PROVIDED DATA:
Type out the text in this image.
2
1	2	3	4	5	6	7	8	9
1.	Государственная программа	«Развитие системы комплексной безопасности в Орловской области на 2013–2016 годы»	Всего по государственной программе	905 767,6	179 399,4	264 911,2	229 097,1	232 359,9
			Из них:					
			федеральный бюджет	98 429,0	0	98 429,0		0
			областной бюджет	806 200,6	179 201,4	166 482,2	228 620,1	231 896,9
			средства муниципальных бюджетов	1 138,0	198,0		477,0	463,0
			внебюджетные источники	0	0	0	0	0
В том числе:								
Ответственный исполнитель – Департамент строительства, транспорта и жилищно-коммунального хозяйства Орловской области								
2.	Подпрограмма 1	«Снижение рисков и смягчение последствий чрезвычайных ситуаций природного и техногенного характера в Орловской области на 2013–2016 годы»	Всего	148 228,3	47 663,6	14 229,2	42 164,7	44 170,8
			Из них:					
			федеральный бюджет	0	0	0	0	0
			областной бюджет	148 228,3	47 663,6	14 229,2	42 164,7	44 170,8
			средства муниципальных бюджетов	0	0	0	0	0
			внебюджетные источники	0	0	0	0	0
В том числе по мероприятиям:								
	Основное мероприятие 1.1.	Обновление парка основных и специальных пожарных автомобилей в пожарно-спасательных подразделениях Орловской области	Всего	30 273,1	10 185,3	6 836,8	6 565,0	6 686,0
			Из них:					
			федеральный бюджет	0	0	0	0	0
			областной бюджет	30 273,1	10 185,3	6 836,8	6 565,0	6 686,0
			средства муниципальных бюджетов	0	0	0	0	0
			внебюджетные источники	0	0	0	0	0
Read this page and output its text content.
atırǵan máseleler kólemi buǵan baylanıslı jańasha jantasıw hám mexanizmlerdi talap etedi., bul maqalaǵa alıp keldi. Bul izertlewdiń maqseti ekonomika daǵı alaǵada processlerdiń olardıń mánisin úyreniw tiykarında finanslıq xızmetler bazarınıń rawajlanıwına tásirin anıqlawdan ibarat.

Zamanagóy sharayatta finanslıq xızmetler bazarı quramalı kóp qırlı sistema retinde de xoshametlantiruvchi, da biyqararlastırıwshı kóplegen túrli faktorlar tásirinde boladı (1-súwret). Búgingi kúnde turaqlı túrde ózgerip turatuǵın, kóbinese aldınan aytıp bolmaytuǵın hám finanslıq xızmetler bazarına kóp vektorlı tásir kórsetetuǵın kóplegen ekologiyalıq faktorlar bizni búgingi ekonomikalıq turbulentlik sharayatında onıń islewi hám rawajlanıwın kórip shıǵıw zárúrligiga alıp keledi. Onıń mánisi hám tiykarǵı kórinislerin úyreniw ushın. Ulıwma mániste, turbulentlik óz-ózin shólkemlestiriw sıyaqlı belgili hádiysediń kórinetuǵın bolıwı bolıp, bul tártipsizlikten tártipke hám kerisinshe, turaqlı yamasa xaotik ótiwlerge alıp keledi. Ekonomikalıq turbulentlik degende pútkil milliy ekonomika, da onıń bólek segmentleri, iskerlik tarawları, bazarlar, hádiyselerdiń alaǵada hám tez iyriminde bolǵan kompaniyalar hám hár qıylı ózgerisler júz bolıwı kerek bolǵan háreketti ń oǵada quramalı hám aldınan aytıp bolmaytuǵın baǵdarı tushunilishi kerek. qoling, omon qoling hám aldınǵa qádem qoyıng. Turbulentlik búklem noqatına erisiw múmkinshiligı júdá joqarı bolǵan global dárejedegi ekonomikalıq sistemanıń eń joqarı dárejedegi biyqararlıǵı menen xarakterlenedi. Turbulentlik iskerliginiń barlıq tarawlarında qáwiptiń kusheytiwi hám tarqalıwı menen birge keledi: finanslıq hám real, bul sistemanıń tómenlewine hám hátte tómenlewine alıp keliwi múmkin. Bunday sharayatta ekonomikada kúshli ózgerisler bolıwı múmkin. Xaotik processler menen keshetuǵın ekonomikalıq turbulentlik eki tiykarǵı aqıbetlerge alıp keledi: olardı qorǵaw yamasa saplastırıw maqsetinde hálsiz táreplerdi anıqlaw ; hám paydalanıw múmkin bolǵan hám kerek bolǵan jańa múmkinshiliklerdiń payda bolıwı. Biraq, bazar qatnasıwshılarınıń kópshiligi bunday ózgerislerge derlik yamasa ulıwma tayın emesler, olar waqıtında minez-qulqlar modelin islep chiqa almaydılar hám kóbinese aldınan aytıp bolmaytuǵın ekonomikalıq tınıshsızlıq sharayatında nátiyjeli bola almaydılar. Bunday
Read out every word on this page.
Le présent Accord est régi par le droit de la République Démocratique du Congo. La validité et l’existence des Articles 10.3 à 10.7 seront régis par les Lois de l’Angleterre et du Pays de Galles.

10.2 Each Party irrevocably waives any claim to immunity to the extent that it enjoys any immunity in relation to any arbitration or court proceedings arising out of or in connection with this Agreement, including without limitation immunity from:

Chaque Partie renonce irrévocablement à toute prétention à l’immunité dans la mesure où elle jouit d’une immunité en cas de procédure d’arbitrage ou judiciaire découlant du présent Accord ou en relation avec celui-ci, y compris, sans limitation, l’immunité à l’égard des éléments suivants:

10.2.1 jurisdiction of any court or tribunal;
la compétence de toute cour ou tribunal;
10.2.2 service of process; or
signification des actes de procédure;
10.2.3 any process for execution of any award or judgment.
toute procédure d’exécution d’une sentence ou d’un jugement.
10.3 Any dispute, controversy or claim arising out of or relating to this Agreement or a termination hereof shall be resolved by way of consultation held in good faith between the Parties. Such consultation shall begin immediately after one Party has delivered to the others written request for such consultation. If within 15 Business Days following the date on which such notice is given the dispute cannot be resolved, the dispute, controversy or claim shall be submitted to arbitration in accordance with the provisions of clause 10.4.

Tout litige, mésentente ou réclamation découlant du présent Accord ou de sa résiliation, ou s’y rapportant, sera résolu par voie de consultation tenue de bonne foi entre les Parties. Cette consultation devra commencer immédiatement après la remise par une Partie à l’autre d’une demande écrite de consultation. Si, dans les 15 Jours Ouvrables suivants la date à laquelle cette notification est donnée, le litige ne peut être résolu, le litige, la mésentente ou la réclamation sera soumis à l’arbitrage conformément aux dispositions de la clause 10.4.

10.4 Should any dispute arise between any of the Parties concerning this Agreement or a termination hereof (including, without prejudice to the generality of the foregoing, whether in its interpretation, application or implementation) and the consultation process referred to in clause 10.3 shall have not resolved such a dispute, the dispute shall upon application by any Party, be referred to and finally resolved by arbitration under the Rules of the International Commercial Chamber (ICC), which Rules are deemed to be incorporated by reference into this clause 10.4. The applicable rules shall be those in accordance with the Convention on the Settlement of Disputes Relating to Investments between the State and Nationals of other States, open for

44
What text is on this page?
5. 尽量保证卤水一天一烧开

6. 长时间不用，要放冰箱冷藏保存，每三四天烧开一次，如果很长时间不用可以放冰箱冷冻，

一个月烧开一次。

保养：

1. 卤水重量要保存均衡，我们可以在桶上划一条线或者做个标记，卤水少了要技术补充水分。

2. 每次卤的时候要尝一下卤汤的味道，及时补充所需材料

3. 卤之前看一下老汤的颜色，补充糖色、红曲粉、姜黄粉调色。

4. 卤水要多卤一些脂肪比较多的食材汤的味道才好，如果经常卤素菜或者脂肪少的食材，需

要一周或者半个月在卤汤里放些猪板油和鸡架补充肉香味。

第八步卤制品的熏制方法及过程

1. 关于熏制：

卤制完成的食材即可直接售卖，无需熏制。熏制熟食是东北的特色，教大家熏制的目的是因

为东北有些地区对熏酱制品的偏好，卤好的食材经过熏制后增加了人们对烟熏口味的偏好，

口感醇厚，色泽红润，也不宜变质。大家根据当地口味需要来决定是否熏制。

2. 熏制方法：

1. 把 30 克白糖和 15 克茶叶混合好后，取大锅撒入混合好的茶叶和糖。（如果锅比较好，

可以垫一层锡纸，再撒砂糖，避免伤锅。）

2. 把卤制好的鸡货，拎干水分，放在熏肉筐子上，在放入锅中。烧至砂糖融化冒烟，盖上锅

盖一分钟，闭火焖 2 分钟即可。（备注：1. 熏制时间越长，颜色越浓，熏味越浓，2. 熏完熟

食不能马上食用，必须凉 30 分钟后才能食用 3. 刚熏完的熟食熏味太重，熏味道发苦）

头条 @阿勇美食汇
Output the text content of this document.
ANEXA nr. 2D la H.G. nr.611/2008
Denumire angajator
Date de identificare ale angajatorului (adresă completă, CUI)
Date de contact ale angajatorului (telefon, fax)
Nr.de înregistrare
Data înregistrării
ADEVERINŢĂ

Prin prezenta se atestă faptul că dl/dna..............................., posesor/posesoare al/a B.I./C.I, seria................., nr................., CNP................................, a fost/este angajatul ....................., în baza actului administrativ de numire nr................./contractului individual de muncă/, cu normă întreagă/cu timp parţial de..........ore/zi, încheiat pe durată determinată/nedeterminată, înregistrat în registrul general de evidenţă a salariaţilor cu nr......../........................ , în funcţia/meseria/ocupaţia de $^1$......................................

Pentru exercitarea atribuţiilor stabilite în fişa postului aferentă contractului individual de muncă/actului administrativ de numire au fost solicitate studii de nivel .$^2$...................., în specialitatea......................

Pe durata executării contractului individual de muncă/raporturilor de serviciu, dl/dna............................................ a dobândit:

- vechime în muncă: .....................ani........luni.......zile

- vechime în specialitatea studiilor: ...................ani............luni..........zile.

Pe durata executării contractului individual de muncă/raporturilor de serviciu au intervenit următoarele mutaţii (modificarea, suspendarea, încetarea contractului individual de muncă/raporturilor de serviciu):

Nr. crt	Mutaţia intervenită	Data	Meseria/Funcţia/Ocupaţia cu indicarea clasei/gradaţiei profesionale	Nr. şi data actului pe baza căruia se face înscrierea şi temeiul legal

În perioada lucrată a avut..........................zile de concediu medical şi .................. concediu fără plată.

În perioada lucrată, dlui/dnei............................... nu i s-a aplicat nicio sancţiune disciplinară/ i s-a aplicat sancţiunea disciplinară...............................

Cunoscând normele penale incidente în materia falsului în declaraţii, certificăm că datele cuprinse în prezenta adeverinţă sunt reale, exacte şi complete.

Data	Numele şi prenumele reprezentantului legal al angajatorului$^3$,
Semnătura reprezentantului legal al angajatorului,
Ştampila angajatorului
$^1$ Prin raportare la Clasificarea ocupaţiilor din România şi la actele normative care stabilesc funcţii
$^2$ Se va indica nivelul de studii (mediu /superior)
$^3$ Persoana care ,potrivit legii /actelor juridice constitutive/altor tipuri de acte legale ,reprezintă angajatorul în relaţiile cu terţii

WHAT THE TASK REQUIRES:
Copy out every line where the word "without" occurs.

EXERCISE SOLUTION:
10.2 Each Party irrevocably waives any claim to immunity to the extent that it enjoys any immunity in relation to any arbitration or court proceedings arising out of or in connection with this Agreement, including without limitation immunity from:
10.4 Should any dispute arise between any of the Parties concerning this Agreement or a termination hereof (including, without prejudice to the generality of the foregoing, whether in its interpretation, application or implementation) and the consultation process referred to in clause 10.3 shall have not resolved such a dispute, the dispute shall upon application by any Party, be referred to and finally resolved by arbitration under the Rules of the International Commercial Chamber (ICC), which Rules are deemed to be incorporated by reference into this clause 10.4. The applicable rules shall be those in accordance with the Convention on the Settlement of Disputes Relating to Investments between the State and Nationals of other States, open for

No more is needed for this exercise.